◆ **Supplied material**
________________________________________
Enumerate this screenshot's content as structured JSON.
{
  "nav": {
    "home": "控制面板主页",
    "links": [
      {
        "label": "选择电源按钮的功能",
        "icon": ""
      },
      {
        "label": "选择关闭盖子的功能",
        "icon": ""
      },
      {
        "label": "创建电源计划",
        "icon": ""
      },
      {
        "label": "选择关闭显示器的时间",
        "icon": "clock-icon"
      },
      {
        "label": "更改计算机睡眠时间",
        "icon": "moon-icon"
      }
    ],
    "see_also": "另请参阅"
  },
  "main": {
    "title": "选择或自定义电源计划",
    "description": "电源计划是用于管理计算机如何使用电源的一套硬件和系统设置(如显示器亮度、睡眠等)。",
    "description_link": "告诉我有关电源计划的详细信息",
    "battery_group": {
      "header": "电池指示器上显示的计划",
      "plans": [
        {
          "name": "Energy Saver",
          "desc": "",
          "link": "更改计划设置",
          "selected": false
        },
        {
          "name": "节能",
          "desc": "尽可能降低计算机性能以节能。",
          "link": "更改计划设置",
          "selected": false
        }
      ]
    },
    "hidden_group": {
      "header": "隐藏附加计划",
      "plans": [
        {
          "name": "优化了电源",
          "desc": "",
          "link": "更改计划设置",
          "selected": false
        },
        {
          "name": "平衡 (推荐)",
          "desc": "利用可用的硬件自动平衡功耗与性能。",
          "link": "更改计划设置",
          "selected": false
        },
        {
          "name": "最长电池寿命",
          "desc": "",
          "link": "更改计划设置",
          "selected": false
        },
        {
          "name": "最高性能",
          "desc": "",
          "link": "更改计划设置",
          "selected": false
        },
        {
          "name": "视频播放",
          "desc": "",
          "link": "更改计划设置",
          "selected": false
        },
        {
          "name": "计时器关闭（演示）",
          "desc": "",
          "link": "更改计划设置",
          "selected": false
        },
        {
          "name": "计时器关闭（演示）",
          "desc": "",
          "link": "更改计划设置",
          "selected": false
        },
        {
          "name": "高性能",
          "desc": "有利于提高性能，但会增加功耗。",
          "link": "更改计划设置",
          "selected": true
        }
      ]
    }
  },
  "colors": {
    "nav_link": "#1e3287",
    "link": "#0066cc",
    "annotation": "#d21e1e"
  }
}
________________________________________
◆ **Written task**
The records above should be restated word for word, please.

◆ **Written solution**
Enumerate this screenshot's content as structured JSON.
{
  "nav": {
    "home": "控制面板主页",
    "links": [
      {
        "label": "选择电源按钮的功能",
        "icon": ""
      },
      {
        "label": "选择关闭盖子的功能",
        "icon": ""
      },
      {
        "label": "创建电源计划",
        "icon": ""
      },
      {
        "label": "选择关闭显示器的时间",
        "icon": "clock-icon"
      },
      {
        "label": "更改计算机睡眠时间",
        "icon": "moon-icon"
      }
    ],
    "see_also": "另请参阅"
  },
  "main": {
    "title": "选择或自定义电源计划",
    "description": "电源计划是用于管理计算机如何使用电源的一套硬件和系统设置(如显示器亮度、睡眠等)。",
    "description_link": "告诉我有关电源计划的详细信息",
    "battery_group": {
      "header": "电池指示器上显示的计划",
      "plans": [
        {
          "name": "Energy Saver",
          "desc": "",
          "link": "更改计划设置",
          "selected": false
        },
        {
          "name": "节能",
          "desc": "尽可能降低计算机性能以节能。",
          "link": "更改计划设置",
          "selected": false
        }
      ]
    },
    "hidden_group": {
      "header": "隐藏附加计划",
      "plans": [
        {
          "name": "优化了电源",
          "desc": "",
          "link": "更改计划设置",
          "selected": false
        },
        {
          "name": "平衡 (推荐)",
          "desc": "利用可用的硬件自动平衡功耗与性能。",
          "link": "更改计划设置",
          "selected": false
        },
        {
          "name": "最长电池寿命",
          "desc": "",
          "link": "更改计划设置",
          "selected": false
        },
        {
          "name": "最高性能",
          "desc": "",
          "link": "更改计划设置",
          "selected": false
        },
        {
          "name": "视频播放",
          "desc": "",
          "link": "更改计划设置",
          "selected": false
        },
        {
          "name": "计时器关闭（演示）",
          "desc": "",
          "link": "更改计划设置",
          "selected": false
        },
        {
          "name": "计时器关闭（演示）",
          "desc": "",
          "link": "更改计划设置",
          "selected": false
        },
        {
          "name": "高性能",
          "desc": "有利于提高性能，但会增加功耗。",
          "link": "更改计划设置",
          "selected": true
        }
      ]
    }
  },
  "colors": {
    "nav_link": "#1e3287",
    "link": "#0066cc",
    "annotation": "#d21e1e"
  }
}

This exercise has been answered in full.